EXERCISE OBJECTIVE: Show each line that has the string "Output" in it.

Dataset records

#####

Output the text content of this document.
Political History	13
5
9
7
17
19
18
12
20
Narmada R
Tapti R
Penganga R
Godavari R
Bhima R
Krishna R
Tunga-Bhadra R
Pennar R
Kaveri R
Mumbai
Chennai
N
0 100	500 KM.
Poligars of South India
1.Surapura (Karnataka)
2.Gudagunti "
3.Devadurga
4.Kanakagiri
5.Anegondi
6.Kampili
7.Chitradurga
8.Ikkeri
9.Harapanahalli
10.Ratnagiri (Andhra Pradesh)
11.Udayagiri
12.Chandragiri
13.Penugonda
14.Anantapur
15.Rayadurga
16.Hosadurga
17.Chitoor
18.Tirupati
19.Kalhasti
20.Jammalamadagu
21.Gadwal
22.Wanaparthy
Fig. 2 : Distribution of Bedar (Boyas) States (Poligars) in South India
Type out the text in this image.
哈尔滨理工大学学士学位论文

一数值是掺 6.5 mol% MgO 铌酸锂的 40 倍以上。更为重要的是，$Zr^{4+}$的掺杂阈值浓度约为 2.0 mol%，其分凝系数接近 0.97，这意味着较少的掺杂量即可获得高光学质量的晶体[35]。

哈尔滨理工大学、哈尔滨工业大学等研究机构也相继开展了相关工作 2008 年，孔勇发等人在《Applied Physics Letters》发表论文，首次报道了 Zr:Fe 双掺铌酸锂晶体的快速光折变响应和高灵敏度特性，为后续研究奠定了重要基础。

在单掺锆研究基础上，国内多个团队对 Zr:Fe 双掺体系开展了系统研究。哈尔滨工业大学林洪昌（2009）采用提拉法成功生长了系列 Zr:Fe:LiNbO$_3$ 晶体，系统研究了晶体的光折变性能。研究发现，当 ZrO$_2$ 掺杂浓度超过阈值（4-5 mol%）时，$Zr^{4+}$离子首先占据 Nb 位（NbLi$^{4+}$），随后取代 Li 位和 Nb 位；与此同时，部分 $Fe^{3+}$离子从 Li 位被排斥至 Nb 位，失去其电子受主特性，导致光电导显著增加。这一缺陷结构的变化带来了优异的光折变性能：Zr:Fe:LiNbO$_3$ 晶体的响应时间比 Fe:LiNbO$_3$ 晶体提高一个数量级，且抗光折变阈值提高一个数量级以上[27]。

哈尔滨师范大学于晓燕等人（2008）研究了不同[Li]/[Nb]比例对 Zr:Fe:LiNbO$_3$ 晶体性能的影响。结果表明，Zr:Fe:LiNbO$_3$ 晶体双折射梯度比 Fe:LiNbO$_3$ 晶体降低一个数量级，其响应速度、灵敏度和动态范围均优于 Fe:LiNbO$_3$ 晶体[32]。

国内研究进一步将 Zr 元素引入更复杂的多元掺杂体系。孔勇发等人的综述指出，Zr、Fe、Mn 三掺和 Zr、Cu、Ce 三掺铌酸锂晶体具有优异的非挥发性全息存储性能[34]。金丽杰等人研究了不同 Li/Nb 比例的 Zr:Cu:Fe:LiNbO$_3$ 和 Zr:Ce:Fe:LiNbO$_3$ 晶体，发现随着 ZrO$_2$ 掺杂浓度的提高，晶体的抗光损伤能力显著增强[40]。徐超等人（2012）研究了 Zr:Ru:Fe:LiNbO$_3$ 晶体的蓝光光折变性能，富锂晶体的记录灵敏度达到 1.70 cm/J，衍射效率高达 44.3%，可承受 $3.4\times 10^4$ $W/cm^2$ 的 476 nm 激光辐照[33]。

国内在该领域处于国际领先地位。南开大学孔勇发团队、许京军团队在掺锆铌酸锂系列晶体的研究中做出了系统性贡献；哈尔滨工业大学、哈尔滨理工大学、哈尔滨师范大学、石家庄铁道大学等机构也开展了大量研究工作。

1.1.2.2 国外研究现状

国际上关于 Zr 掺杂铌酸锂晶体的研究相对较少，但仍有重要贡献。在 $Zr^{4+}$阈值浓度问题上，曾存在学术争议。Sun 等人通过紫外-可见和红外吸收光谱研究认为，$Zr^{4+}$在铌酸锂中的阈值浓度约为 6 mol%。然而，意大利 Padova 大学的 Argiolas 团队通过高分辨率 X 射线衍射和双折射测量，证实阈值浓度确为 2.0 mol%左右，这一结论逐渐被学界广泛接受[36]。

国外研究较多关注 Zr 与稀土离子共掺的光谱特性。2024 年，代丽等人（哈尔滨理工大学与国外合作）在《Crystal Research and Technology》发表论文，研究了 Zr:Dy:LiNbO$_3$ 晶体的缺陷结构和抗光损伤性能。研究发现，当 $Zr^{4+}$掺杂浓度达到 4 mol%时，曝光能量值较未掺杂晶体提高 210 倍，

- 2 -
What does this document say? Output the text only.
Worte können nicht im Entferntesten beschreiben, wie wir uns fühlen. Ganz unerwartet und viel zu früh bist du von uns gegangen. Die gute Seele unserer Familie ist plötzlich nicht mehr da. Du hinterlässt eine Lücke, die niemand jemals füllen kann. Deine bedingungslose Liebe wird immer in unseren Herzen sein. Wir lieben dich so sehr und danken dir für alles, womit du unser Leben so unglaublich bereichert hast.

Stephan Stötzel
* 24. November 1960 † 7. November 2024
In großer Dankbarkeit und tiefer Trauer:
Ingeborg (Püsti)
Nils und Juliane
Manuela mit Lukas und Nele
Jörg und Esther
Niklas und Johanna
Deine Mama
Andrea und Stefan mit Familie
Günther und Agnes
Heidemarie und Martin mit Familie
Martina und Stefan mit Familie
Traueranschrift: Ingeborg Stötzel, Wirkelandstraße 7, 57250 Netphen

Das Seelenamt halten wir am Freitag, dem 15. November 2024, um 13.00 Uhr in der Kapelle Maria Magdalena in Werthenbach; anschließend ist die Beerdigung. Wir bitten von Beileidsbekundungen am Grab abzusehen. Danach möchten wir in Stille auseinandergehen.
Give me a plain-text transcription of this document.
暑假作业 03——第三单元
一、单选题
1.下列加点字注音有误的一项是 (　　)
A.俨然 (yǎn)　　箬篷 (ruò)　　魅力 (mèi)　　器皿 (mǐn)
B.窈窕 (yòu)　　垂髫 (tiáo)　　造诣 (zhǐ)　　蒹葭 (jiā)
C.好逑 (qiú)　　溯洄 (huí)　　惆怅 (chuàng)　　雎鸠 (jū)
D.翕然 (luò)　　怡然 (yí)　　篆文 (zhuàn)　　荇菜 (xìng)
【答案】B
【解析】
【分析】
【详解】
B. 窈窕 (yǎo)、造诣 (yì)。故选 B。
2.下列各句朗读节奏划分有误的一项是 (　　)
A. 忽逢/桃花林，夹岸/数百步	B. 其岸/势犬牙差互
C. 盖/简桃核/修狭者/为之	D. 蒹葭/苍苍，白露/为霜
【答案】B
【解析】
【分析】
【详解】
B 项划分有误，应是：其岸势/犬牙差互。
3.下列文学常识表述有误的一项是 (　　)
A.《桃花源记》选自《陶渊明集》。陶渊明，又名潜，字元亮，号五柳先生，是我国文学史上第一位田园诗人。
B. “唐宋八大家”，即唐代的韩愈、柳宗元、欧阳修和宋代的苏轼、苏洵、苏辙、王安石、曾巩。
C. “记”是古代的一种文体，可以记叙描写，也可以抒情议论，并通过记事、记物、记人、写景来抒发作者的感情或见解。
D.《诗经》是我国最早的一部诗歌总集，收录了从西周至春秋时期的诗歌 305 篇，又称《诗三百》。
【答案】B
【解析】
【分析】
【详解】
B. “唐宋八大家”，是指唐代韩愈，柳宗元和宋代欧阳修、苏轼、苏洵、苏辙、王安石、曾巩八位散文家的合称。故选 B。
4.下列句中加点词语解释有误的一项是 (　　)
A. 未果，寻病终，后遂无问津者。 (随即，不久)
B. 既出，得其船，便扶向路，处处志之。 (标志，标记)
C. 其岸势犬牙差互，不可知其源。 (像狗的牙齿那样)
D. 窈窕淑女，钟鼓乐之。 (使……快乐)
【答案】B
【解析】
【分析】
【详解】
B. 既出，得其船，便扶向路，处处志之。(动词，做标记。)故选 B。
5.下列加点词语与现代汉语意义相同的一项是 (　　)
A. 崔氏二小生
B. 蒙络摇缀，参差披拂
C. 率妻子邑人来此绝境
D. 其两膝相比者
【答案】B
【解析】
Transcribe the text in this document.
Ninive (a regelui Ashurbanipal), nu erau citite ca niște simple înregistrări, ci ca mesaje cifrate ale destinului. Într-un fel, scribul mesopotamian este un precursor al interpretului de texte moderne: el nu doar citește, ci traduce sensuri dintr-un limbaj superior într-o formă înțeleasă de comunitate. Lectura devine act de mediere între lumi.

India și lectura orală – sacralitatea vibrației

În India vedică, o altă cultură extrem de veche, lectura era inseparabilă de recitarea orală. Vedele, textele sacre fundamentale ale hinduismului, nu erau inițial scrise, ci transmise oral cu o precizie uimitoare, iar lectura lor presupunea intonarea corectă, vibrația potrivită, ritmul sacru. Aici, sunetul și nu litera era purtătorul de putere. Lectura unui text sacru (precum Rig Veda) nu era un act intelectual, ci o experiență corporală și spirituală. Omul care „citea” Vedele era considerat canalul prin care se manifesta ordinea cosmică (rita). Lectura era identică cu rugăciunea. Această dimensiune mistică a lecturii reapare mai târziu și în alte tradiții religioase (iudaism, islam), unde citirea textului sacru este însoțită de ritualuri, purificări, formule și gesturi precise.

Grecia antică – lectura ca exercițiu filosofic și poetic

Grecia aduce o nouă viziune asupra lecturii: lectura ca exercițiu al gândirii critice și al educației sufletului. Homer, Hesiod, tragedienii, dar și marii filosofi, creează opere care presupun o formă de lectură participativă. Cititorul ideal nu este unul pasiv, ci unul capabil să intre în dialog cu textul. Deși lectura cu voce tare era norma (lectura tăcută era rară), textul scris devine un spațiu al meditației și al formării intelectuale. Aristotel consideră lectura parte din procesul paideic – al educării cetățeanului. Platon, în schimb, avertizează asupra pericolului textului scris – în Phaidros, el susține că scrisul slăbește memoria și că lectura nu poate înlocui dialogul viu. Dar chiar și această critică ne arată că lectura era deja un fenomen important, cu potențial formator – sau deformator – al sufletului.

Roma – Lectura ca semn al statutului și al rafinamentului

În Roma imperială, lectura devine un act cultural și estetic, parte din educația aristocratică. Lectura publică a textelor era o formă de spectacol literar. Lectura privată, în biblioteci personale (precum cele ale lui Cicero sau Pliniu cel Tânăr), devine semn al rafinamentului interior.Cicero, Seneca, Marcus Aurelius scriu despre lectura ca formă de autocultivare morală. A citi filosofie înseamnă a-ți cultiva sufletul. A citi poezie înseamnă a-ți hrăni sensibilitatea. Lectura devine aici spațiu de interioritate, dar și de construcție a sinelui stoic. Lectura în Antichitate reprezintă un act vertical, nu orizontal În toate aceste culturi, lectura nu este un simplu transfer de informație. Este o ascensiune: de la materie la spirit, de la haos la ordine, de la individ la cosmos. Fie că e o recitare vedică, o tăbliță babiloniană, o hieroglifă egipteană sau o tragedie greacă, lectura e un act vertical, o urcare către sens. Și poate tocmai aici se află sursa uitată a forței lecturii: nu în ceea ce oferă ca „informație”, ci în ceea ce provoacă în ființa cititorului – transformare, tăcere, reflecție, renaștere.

#####

SOLUTION TO THIS PROBLEM:
Output the text content of this document.
What does this document say? Output the text only.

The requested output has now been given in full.